**Task directions:** Using the theater review, explain why the reviewer says you will want to have dinner together with your children tomorrow night. Answer in one to three sentences.

— START Text provided —

Young ladies Esther and Rose are more interested in young men. Ms. Maloney and Jennifer Evans as her sister Rose (though a little old to be teens), create the teen and upper teen roles nicely getting their laughs and connecting with their situations. The audience is witness to the anxiety of young love in Rose’s long distance crush on Warren who lives in New York, and ride the roller coaster edge of Esther’s infatuation with the new boy who has moved in next door, John Truitt.
Crisis Management
Ms. Maloney’s first big solo is The Boy Next Door. She gets the wistfulness and warmth this song demands just perfectly that you’ll remember how you feel that old thrill when a new girl or boy moved into your neighborhood. But, lest you get the wrong idea, that is as risqué as this show gets.
This is so much a family show, you feel you want to have dinner together with your children tomorrow night. Not one unwholesome thing in this show, mind you. Not one.

— END Text provided —
— START Listing —

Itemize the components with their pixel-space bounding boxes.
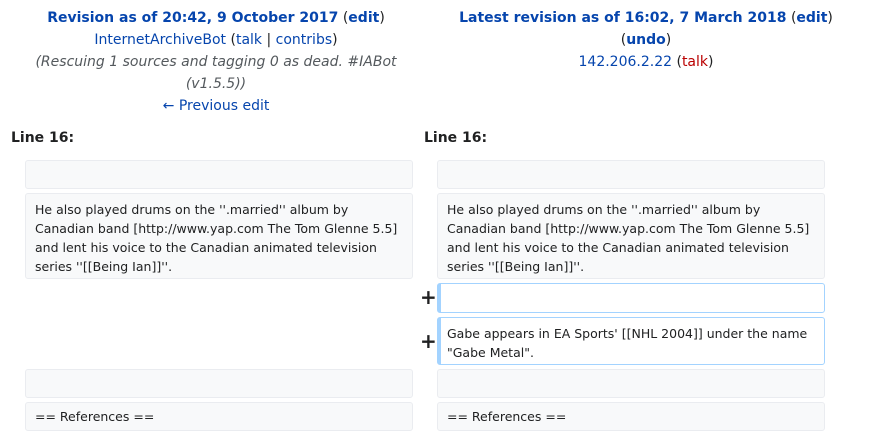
left-revision-title[interactable]: Revision as of 20:42, 9 October 2017 — [47, 10, 338, 26]
left-context-empty-1 — [25, 160, 413, 189]
right-revision-title[interactable]: Latest revision as of 16:02, 7 March 201… — [459, 10, 786, 26]
left-context-paragraph: He also played drums on the ''.married''… — [25, 193, 413, 279]
left-revision-header: Revision as of 20:42, 9 October 2017 (ed… — [0, 7, 432, 117]
right-talk-link[interactable]: talk — [682, 54, 708, 70]
undo-link[interactable]: undo — [626, 32, 666, 48]
right-user-ip-link[interactable]: 142.206.2.22 — [579, 54, 673, 70]
right-context-paragraph: He also played drums on the ''.married''… — [437, 193, 825, 279]
left-user-link[interactable]: InternetArchiveBot — [94, 32, 226, 48]
left-contribs-link[interactable]: contribs — [276, 32, 332, 48]
left-edit-link[interactable]: edit — [348, 10, 379, 26]
right-references-heading: == References == — [437, 402, 825, 431]
added-line-marker: + — [420, 329, 437, 353]
edit-summary-line1: (Rescuing 1 sources and tagging 0 as dea… — [35, 54, 397, 70]
previous-edit-link[interactable]: ← Previous edit — [163, 98, 270, 114]
right-line-number: Line 16: — [424, 130, 488, 146]
edit-summary-line2: (v1.5.5)) — [185, 76, 247, 92]
right-context-empty-1 — [437, 160, 825, 189]
right-edit-link[interactable]: edit — [796, 10, 827, 26]
added-paragraph: Gabe appears in EA Sports' [[NHL 2004]] … — [437, 317, 825, 365]
left-references-heading: == References == — [25, 402, 413, 431]
left-context-empty-2 — [25, 369, 413, 398]
left-talk-link[interactable]: talk — [236, 32, 262, 48]
added-empty-line — [437, 283, 825, 313]
right-revision-header: Latest revision as of 16:02, 7 March 201… — [459, 10, 833, 70]
added-line-marker: + — [420, 285, 437, 309]
right-context-empty-2 — [437, 369, 825, 398]
left-line-number: Line 16: — [11, 130, 75, 146]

— END Listing —

**The output:** The reviewer says this because the show is so much a family show. According to the review, it has not one unwholesome thing in it, and the warm, wistful crush in "The Boy Next Door" is as risqué as it gets.